▸ EXERCISE INPUT:
____________________

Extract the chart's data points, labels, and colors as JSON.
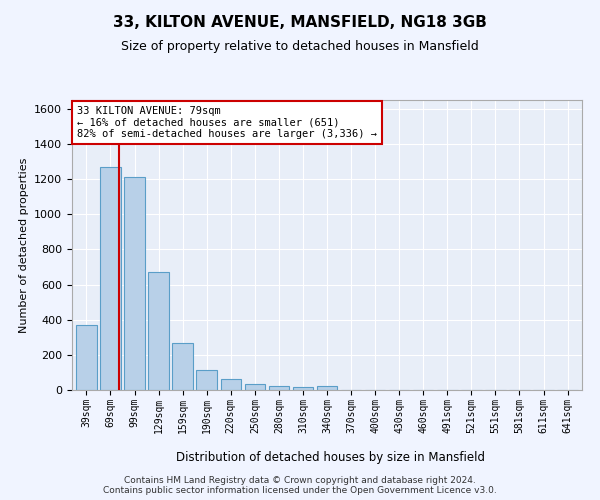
{
  "title1": "33, KILTON AVENUE, MANSFIELD, NG18 3GB",
  "title2": "Size of property relative to detached houses in Mansfield",
  "xlabel": "Distribution of detached houses by size in Mansfield",
  "ylabel": "Number of detached properties",
  "footer": "Contains HM Land Registry data © Crown copyright and database right 2024.\nContains public sector information licensed under the Open Government Licence v3.0.",
  "bar_labels": [
    "39sqm",
    "69sqm",
    "99sqm",
    "129sqm",
    "159sqm",
    "190sqm",
    "220sqm",
    "250sqm",
    "280sqm",
    "310sqm",
    "340sqm",
    "370sqm",
    "400sqm",
    "430sqm",
    "460sqm",
    "491sqm",
    "521sqm",
    "551sqm",
    "581sqm",
    "611sqm",
    "641sqm"
  ],
  "bar_values_clean": [
    370,
    1270,
    1210,
    670,
    265,
    115,
    65,
    35,
    20,
    15,
    25,
    0,
    0,
    0,
    0,
    0,
    0,
    0,
    0,
    0,
    0
  ],
  "bar_color": "#b8d0e8",
  "bar_edge_color": "#5a9ec8",
  "property_line_color": "#cc0000",
  "annotation_text": "33 KILTON AVENUE: 79sqm\n← 16% of detached houses are smaller (651)\n82% of semi-detached houses are larger (3,336) →",
  "ylim": [
    0,
    1650
  ],
  "yticks": [
    0,
    200,
    400,
    600,
    800,
    1000,
    1200,
    1400,
    1600
  ],
  "bg_color": "#e8eef8",
  "grid_color": "#ffffff",
  "annotation_border_color": "#cc0000",
  "title1_fontsize": 11,
  "title2_fontsize": 9
}
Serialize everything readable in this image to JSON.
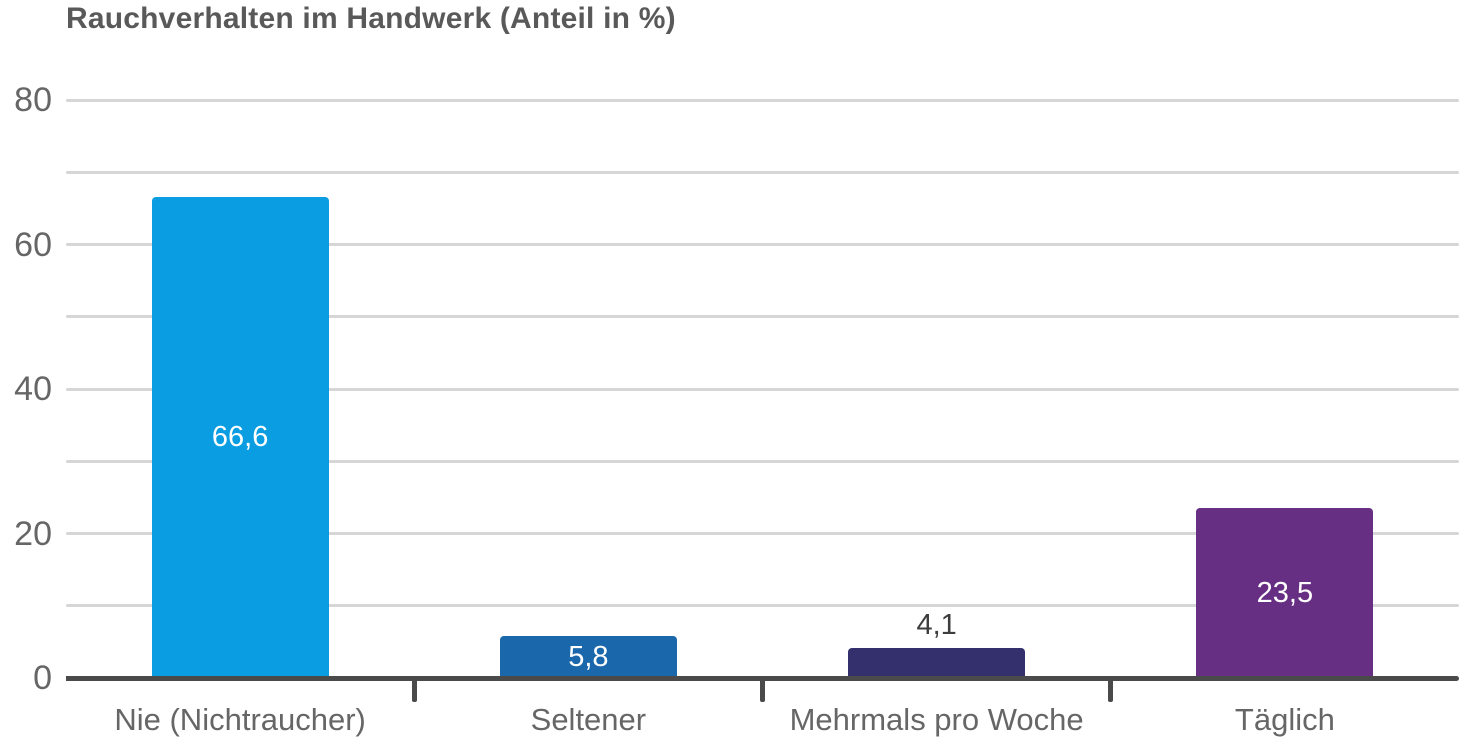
{
  "chart_data": {
    "type": "bar",
    "title": "Rauchverhalten im Handwerk (Anteil in %)",
    "categories": [
      "Nie (Nichtraucher)",
      "Seltener",
      "Mehrmals pro Woche",
      "Täglich"
    ],
    "values": [
      66.6,
      5.8,
      4.1,
      23.5
    ],
    "value_labels": [
      "66,6",
      "5,8",
      "4,1",
      "23,5"
    ],
    "bar_colors": [
      "#0a9de2",
      "#1b67ab",
      "#34306e",
      "#672f83"
    ],
    "ylim": [
      0,
      80
    ],
    "yticks": [
      0,
      20,
      40,
      60,
      80
    ],
    "ytick_labels": [
      "0",
      "20",
      "40",
      "60",
      "80"
    ],
    "grid_interval": 10,
    "grid": "on",
    "legend": "none",
    "colors": {
      "title": "#595959",
      "axis_labels": "#666666",
      "gridline": "#d6d6d6",
      "axis_line": "#4a4a4a",
      "value_label_inside": "#ffffff",
      "value_label_outside": "#3d3d3d"
    }
  }
}
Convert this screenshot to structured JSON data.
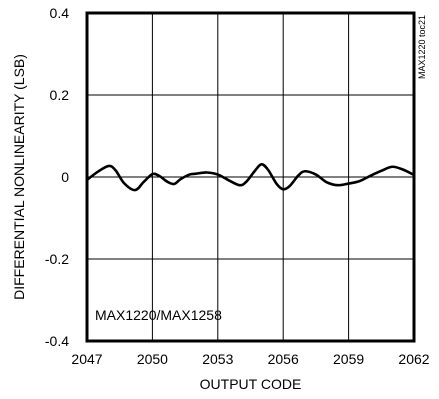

____________________

Extract every line containing the string "JSON" from the data above.

▸ TASK RESULT:
Extract the chart's data points, labels, and colors as JSON.
Serialize everything readable in this image to JSON.
Convert this screenshot to structured JSON data.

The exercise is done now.